((

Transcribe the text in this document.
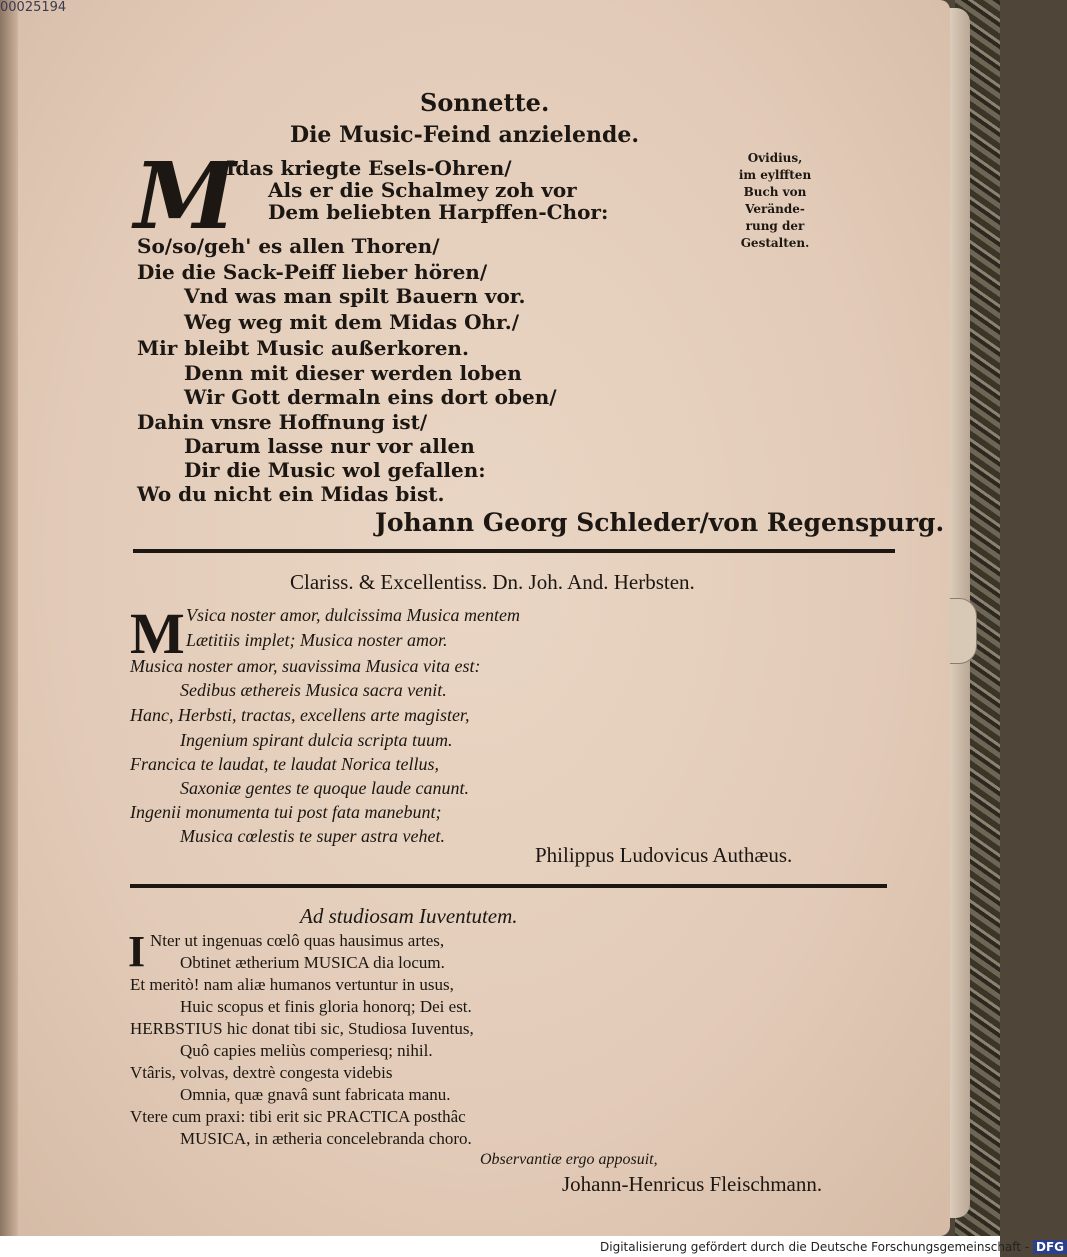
00025194
Sonnette.
Die Music-Feind anzielende.
M
Idas kriegte Esels-Ohren/
Als er die Schalmey zoh vor
Dem beliebten Harpffen-Chor:
So/so/geh' es allen Thoren/
Die die Sack-Peiff lieber hören/
Vnd was man spilt Bauern vor.
Weg weg mit dem Midas Ohr./
Mir bleibt Music außerkoren.
Denn mit dieser werden loben
Wir Gott dermaln eins dort oben/
Dahin vnsre Hoffnung ist/
Darum lasse nur vor allen
Dir die Music wol gefallen:
Wo du nicht ein Midas bist.
Ovidius,
im eylfften
Buch von
Verände-
rung der
Gestalten.
Johann Georg Schleder/von Regenspurg.
Clariss. & Excellentiss. Dn. Joh. And. Herbsten.
M Vsica noster amor, dulcissima Musica mentem
Lætitiis implet; Musica noster amor.
Musica noster amor, suavissima Musica vita est:
Sedibus æthereis Musica sacra venit.
Hanc, Herbsti, tractas, excellens arte magister,
Ingenium spirant dulcia scripta tuum.
Francica te laudat, te laudat Norica tellus,
Saxoniæ gentes te quoque laude canunt.
Ingenii monumenta tui post fata manebunt;
Musica cœlestis te super astra vehet.
Philippus Ludovicus Authæus.
Ad studiosam Iuventutem.
I Nter ut ingenuas cœlô quas hausimus artes,
Obtinet ætherium MUSICA dia locum.
Et meritò! nam aliæ humanos vertuntur in usus,
Huic scopus et finis gloria honorq; Dei est.
HERBSTIUS hic donat tibi sic, Studiosa Iuventus,
Quô capies meliùs comperiesq; nihil.
Vtâris, volvas, dextrè congesta videbis
Omnia, quæ gnavâ sunt fabricata manu.
Vtere cum praxi: tibi erit sic PRACTICA posthâc
MUSICA, in ætheria concelebranda choro.
Observantiæ ergo apposuit,
Johann-Henricus Fleischmann.
Digitalisierung gefördert durch die Deutsche Forschungsgemeinschaft - DFG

))

[PROBLEM REQUIREMENTS] Your copy of the data should match it exactly, except that pictures are left out.

[SOLUTION]
Transcribe the text in this document.
00025194
Sonnette.
Die Music-Feind anzielende.
M
Idas kriegte Esels-Ohren/
Als er die Schalmey zoh vor
Dem beliebten Harpffen-Chor:
So/so/geh' es allen Thoren/
Die die Sack-Peiff lieber hören/
Vnd was man spilt Bauern vor.
Weg weg mit dem Midas Ohr./
Mir bleibt Music außerkoren.
Denn mit dieser werden loben
Wir Gott dermaln eins dort oben/
Dahin vnsre Hoffnung ist/
Darum lasse nur vor allen
Dir die Music wol gefallen:
Wo du nicht ein Midas bist.
Ovidius,
im eylfften
Buch von
Verände-
rung der
Gestalten.
Johann Georg Schleder/von Regenspurg.
Clariss. & Excellentiss. Dn. Joh. And. Herbsten.
M Vsica noster amor, dulcissima Musica mentem
Lætitiis implet; Musica noster amor.
Musica noster amor, suavissima Musica vita est:
Sedibus æthereis Musica sacra venit.
Hanc, Herbsti, tractas, excellens arte magister,
Ingenium spirant dulcia scripta tuum.
Francica te laudat, te laudat Norica tellus,
Saxoniæ gentes te quoque laude canunt.
Ingenii monumenta tui post fata manebunt;
Musica cœlestis te super astra vehet.
Philippus Ludovicus Authæus.
Ad studiosam Iuventutem.
I Nter ut ingenuas cœlô quas hausimus artes,
Obtinet ætherium MUSICA dia locum.
Et meritò! nam aliæ humanos vertuntur in usus,
Huic scopus et finis gloria honorq; Dei est.
HERBSTIUS hic donat tibi sic, Studiosa Iuventus,
Quô capies meliùs comperiesq; nihil.
Vtâris, volvas, dextrè congesta videbis
Omnia, quæ gnavâ sunt fabricata manu.
Vtere cum praxi: tibi erit sic PRACTICA posthâc
MUSICA, in ætheria concelebranda choro.
Observantiæ ergo apposuit,
Johann-Henricus Fleischmann.
Digitalisierung gefördert durch die Deutsche Forschungsgemeinschaft - DFG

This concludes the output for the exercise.